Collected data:

····················

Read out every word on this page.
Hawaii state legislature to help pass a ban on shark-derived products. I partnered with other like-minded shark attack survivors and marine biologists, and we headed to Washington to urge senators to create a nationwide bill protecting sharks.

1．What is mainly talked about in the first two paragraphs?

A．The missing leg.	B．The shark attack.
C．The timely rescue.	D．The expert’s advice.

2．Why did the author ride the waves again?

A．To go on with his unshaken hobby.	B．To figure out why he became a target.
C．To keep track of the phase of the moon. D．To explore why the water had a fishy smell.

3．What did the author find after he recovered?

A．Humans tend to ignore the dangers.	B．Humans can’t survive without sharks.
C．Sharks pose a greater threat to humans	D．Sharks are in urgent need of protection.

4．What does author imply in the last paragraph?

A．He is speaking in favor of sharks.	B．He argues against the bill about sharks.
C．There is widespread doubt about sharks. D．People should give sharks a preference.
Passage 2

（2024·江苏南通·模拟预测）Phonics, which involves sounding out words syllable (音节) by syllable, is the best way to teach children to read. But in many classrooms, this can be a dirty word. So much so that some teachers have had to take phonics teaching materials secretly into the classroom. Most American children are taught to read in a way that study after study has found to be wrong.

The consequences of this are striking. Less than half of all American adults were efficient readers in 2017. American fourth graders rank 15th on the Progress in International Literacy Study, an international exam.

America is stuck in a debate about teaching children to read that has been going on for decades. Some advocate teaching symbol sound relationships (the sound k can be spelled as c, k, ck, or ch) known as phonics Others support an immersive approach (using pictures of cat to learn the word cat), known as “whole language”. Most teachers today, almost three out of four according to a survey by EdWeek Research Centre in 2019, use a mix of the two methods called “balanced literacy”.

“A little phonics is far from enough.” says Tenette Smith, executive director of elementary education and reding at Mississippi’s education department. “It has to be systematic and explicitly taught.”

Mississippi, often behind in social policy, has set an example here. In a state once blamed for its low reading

····················

**Task objective**. Using the entries above, please restate each one word for word.

**Solution**.
Read out every word on this page.
Hawaii state legislature to help pass a ban on shark-derived products. I partnered with other like-minded shark attack survivors and marine biologists, and we headed to Washington to urge senators to create a nationwide bill protecting sharks.

1．What is mainly talked about in the first two paragraphs?

A．The missing leg.	B．The shark attack.
C．The timely rescue.	D．The expert’s advice.

2．Why did the author ride the waves again?

A．To go on with his unshaken hobby.	B．To figure out why he became a target.
C．To keep track of the phase of the moon. D．To explore why the water had a fishy smell.

3．What did the author find after he recovered?

A．Humans tend to ignore the dangers.	B．Humans can’t survive without sharks.
C．Sharks pose a greater threat to humans	D．Sharks are in urgent need of protection.

4．What does author imply in the last paragraph?

A．He is speaking in favor of sharks.	B．He argues against the bill about sharks.
C．There is widespread doubt about sharks. D．People should give sharks a preference.
Passage 2

（2024·江苏南通·模拟预测）Phonics, which involves sounding out words syllable (音节) by syllable, is the best way to teach children to read. But in many classrooms, this can be a dirty word. So much so that some teachers have had to take phonics teaching materials secretly into the classroom. Most American children are taught to read in a way that study after study has found to be wrong.

The consequences of this are striking. Less than half of all American adults were efficient readers in 2017. American fourth graders rank 15th on the Progress in International Literacy Study, an international exam.

America is stuck in a debate about teaching children to read that has been going on for decades. Some advocate teaching symbol sound relationships (the sound k can be spelled as c, k, ck, or ch) known as phonics Others support an immersive approach (using pictures of cat to learn the word cat), known as “whole language”. Most teachers today, almost three out of four according to a survey by EdWeek Research Centre in 2019, use a mix of the two methods called “balanced literacy”.

“A little phonics is far from enough.” says Tenette Smith, executive director of elementary education and reding at Mississippi’s education department. “It has to be systematic and explicitly taught.”

Mississippi, often behind in social policy, has set an example here. In a state once blamed for its low reading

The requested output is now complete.